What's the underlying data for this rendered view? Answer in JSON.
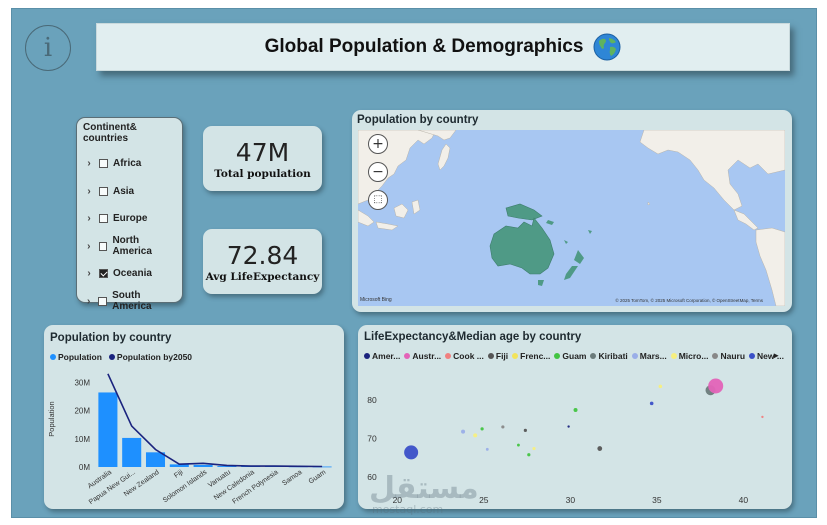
{
  "title": "Global Population & Demographics",
  "colors": {
    "canvas": "#6aa2bb",
    "panel": "#d3e4e6",
    "bar": "#1e90ff",
    "line": "#1a237e",
    "ocean": "#a8c7f2",
    "land": "#f2efe9",
    "highlight": "#4f9a86"
  },
  "slicer": {
    "header": "Continent& countries",
    "items": [
      {
        "label": "Africa",
        "checked": false
      },
      {
        "label": "Asia",
        "checked": false
      },
      {
        "label": "Europe",
        "checked": false
      },
      {
        "label": "North America",
        "checked": false
      },
      {
        "label": "Oceania",
        "checked": true
      },
      {
        "label": "South America",
        "checked": false
      }
    ]
  },
  "kpis": {
    "total_population": {
      "value": "47M",
      "label": "Total population"
    },
    "avg_life": {
      "value": "72.84",
      "label": "Avg LifeExpectancy"
    }
  },
  "map": {
    "title": "Population by country",
    "logo": "Microsoft Bing",
    "credit": "© 2025 TomTom, © 2025 Microsoft Corporation, © OpenStreetMap, Terms",
    "zoom_in": "+",
    "zoom_out": "−",
    "select": "⬚"
  },
  "bar_chart": {
    "title": "Population by country",
    "legend": [
      "Population",
      "Population by2050"
    ],
    "ylabel": "Population",
    "yticks": [
      "0M",
      "10M",
      "20M",
      "30M"
    ]
  },
  "scatter": {
    "title": "LifeExpectancy&Median age by country",
    "legend": [
      {
        "label": "Amer...",
        "color": "#1a237e"
      },
      {
        "label": "Austr...",
        "color": "#e363b8"
      },
      {
        "label": "Cook ...",
        "color": "#f08080"
      },
      {
        "label": "Fiji",
        "color": "#555555"
      },
      {
        "label": "Frenc...",
        "color": "#f2e35b"
      },
      {
        "label": "Guam",
        "color": "#42c442"
      },
      {
        "label": "Kiribati",
        "color": "#6b7b7b"
      },
      {
        "label": "Mars...",
        "color": "#9aaee8"
      },
      {
        "label": "Micro...",
        "color": "#f7ef80"
      },
      {
        "label": "Nauru",
        "color": "#888888"
      },
      {
        "label": "New ...",
        "color": "#3b50c8"
      }
    ],
    "more": "▸",
    "xticks": [
      "20",
      "25",
      "30",
      "35",
      "40"
    ],
    "yticks": [
      "60",
      "70",
      "80"
    ]
  },
  "chart_data": [
    {
      "type": "bar",
      "title": "Population by country",
      "categories": [
        "Australia",
        "Papua New Gui...",
        "New Zealand",
        "Fiji",
        "Solomon Islands",
        "Vanuatu",
        "New Caledonia",
        "French Polynesia",
        "Samoa",
        "Guam"
      ],
      "series": [
        {
          "name": "Population",
          "values": [
            26.4,
            10.3,
            5.2,
            0.93,
            0.74,
            0.33,
            0.29,
            0.31,
            0.22,
            0.17
          ]
        },
        {
          "name": "Population by2050",
          "values": [
            33,
            14.5,
            6.2,
            1.0,
            1.3,
            0.55,
            0.33,
            0.32,
            0.25,
            0.18
          ]
        }
      ],
      "ylabel": "Population",
      "ylim": [
        0,
        34
      ]
    },
    {
      "type": "scatter",
      "title": "LifeExpectancy&Median age by country",
      "xlim": [
        19,
        42
      ],
      "ylim": [
        59,
        88
      ],
      "points": [
        {
          "x": 20.8,
          "y": 66.4,
          "size": 7,
          "color": "#3b50c8"
        },
        {
          "x": 23.8,
          "y": 71.8,
          "size": 2,
          "color": "#9aaee8"
        },
        {
          "x": 24.5,
          "y": 70.8,
          "size": 2,
          "color": "#f7ef80"
        },
        {
          "x": 24.9,
          "y": 72.5,
          "size": 1.6,
          "color": "#42c442"
        },
        {
          "x": 25.2,
          "y": 67.2,
          "size": 1.4,
          "color": "#9aaee8"
        },
        {
          "x": 26.1,
          "y": 73.0,
          "size": 1.6,
          "color": "#888888"
        },
        {
          "x": 27.0,
          "y": 68.3,
          "size": 1.4,
          "color": "#42c442"
        },
        {
          "x": 27.4,
          "y": 72.1,
          "size": 1.6,
          "color": "#555555"
        },
        {
          "x": 27.6,
          "y": 65.8,
          "size": 1.6,
          "color": "#42c442"
        },
        {
          "x": 27.9,
          "y": 67.4,
          "size": 1.6,
          "color": "#f7ef80"
        },
        {
          "x": 29.9,
          "y": 73.1,
          "size": 1.2,
          "color": "#1a237e"
        },
        {
          "x": 30.3,
          "y": 77.4,
          "size": 2,
          "color": "#42c442"
        },
        {
          "x": 31.7,
          "y": 67.4,
          "size": 2.4,
          "color": "#555555"
        },
        {
          "x": 34.7,
          "y": 79.1,
          "size": 1.8,
          "color": "#3b50c8"
        },
        {
          "x": 35.2,
          "y": 83.5,
          "size": 1.8,
          "color": "#f7ef80"
        },
        {
          "x": 38.1,
          "y": 82.5,
          "size": 5,
          "color": "#6b7b7b"
        },
        {
          "x": 38.4,
          "y": 83.6,
          "size": 7.5,
          "color": "#e363b8"
        },
        {
          "x": 41.1,
          "y": 75.6,
          "size": 1.2,
          "color": "#f08080"
        }
      ]
    }
  ]
}
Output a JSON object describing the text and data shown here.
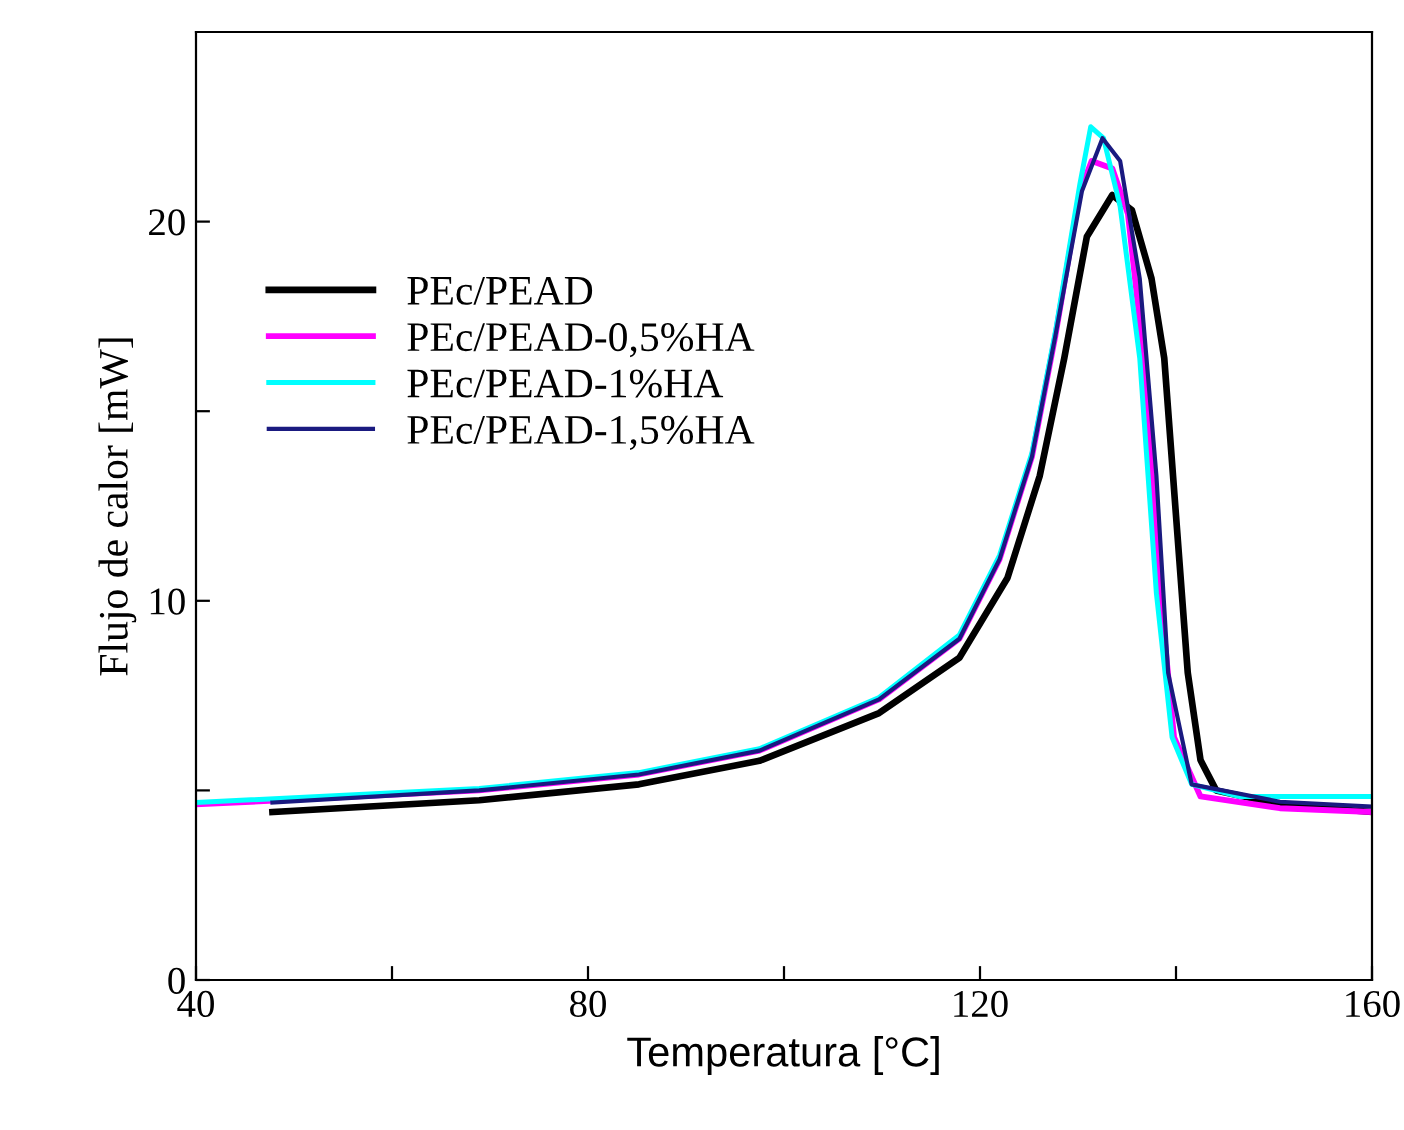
{
  "chart_data": {
    "type": "line",
    "xlabel": "Temperatura [°C]",
    "ylabel": "Flujo de calor [mW]",
    "xlim": [
      40,
      160
    ],
    "xticks": [
      40,
      {
        "value": 60,
        "label": null
      },
      80,
      {
        "value": 100,
        "label": null
      },
      120,
      {
        "value": 140,
        "label": null
      },
      160
    ],
    "ylim": [
      0,
      25
    ],
    "yticks": [
      0,
      {
        "value": 5,
        "label": null
      },
      10,
      {
        "value": 15,
        "label": null
      },
      20
    ],
    "grid": false,
    "legend": "center left",
    "line_style": "solid",
    "marker": "none",
    "series": [
      {
        "name": "PEc/PEAD",
        "color": "#000000",
        "x": [
          47.8,
          68.9,
          85.2,
          97.5,
          109.7,
          117.9,
          122.8,
          126.1,
          128.6,
          130.9,
          133.5,
          135.5,
          137.5,
          138.8,
          140,
          141.2,
          142.5,
          144.1,
          150.6,
          160
        ],
        "values": [
          4.43,
          4.74,
          5.16,
          5.78,
          7.04,
          8.5,
          10.6,
          13.3,
          16.4,
          19.6,
          20.7,
          20.3,
          18.5,
          16.4,
          12.25,
          8.1,
          5.8,
          5.0,
          4.63,
          4.43
        ]
      },
      {
        "name": "PEc/PEAD-0,5%HA",
        "color": "#ff00ff",
        "x": [
          40,
          68.9,
          85.2,
          97.5,
          109.7,
          117.9,
          122,
          125.3,
          127.7,
          130.2,
          131.4,
          133.5,
          135.1,
          136.7,
          138.4,
          139.8,
          142.5,
          150.6,
          160
        ],
        "values": [
          4.63,
          5.0,
          5.42,
          6.05,
          7.4,
          9.0,
          11.1,
          13.8,
          17.0,
          20.8,
          21.6,
          21.4,
          20.2,
          16.4,
          10.2,
          6.4,
          4.84,
          4.53,
          4.43
        ]
      },
      {
        "name": "PEc/PEAD-1%HA",
        "color": "#00ffff",
        "x": [
          40,
          68.9,
          85.2,
          97.5,
          109.7,
          117.9,
          122,
          125.3,
          127.7,
          130.2,
          131.3,
          132.6,
          134.3,
          136.3,
          138,
          139.6,
          141.6,
          146.5,
          160
        ],
        "values": [
          4.68,
          5.05,
          5.47,
          6.1,
          7.45,
          9.1,
          11.2,
          13.9,
          17.1,
          21.0,
          22.5,
          22.2,
          20.4,
          16.4,
          10.2,
          6.4,
          5.16,
          4.84,
          4.84
        ]
      },
      {
        "name": "PEc/PEAD-1,5%HA",
        "color": "#1a1a80",
        "x": [
          47.8,
          68.9,
          85.2,
          97.5,
          109.7,
          117.9,
          122,
          125.3,
          127.7,
          130.4,
          132.5,
          134.3,
          136.3,
          138,
          139.2,
          141.6,
          150.6,
          160
        ],
        "values": [
          4.68,
          5.0,
          5.42,
          6.05,
          7.4,
          9.0,
          11.1,
          13.8,
          17.0,
          20.8,
          22.2,
          21.6,
          18.5,
          13.3,
          8.1,
          5.16,
          4.7,
          4.57
        ]
      }
    ]
  }
}
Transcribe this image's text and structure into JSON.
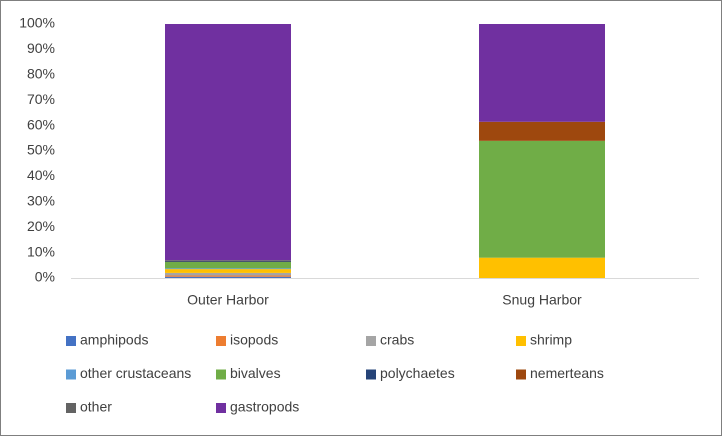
{
  "chart_data": {
    "type": "stacked_bar_percent",
    "categories": [
      "Outer Harbor",
      "Snug Harbor"
    ],
    "series": [
      {
        "name": "amphipods",
        "color": "#4472c4",
        "values": [
          0.5,
          0
        ]
      },
      {
        "name": "isopods",
        "color": "#ed7d31",
        "values": [
          0.5,
          0
        ]
      },
      {
        "name": "crabs",
        "color": "#a5a5a5",
        "values": [
          1,
          0
        ]
      },
      {
        "name": "shrimp",
        "color": "#ffc000",
        "values": [
          1.5,
          8
        ]
      },
      {
        "name": "other crustaceans",
        "color": "#5b9bd5",
        "values": [
          0.3,
          0
        ]
      },
      {
        "name": "bivalves",
        "color": "#70ad47",
        "values": [
          2.5,
          46
        ]
      },
      {
        "name": "polychaetes",
        "color": "#264478",
        "values": [
          0.2,
          0
        ]
      },
      {
        "name": "nemerteans",
        "color": "#9e480e",
        "values": [
          0,
          7.5
        ]
      },
      {
        "name": "other",
        "color": "#636363",
        "values": [
          0.5,
          0
        ]
      },
      {
        "name": "gastropods",
        "color": "#7030a0",
        "values": [
          93,
          38.5
        ]
      }
    ],
    "ylim": [
      0,
      100
    ],
    "yticks": [
      {
        "value": 0,
        "label": "0%"
      },
      {
        "value": 10,
        "label": "10%"
      },
      {
        "value": 20,
        "label": "20%"
      },
      {
        "value": 30,
        "label": "30%"
      },
      {
        "value": 40,
        "label": "40%"
      },
      {
        "value": 50,
        "label": "50%"
      },
      {
        "value": 60,
        "label": "60%"
      },
      {
        "value": 70,
        "label": "70%"
      },
      {
        "value": 80,
        "label": "80%"
      },
      {
        "value": 90,
        "label": "90%"
      },
      {
        "value": 100,
        "label": "100%"
      }
    ]
  }
}
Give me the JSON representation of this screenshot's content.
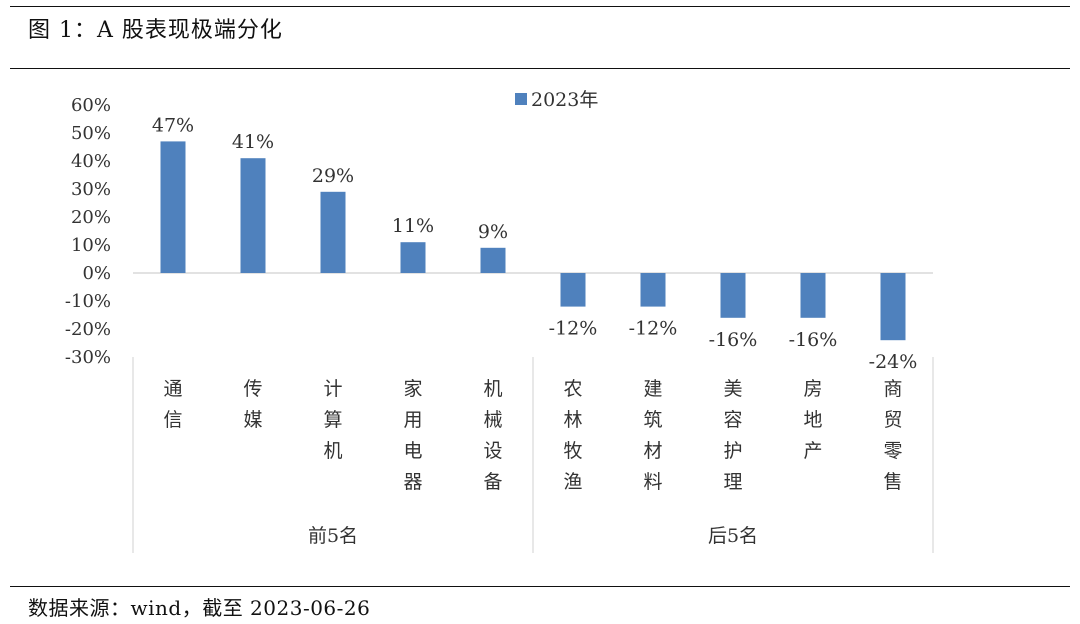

### Work required
Which lines contain "Median"? Copy each of them out.

### Result of the exercise
    "title": "LifeExpectancy&Median age by country",
      "title": "LifeExpectancy&Median age by country",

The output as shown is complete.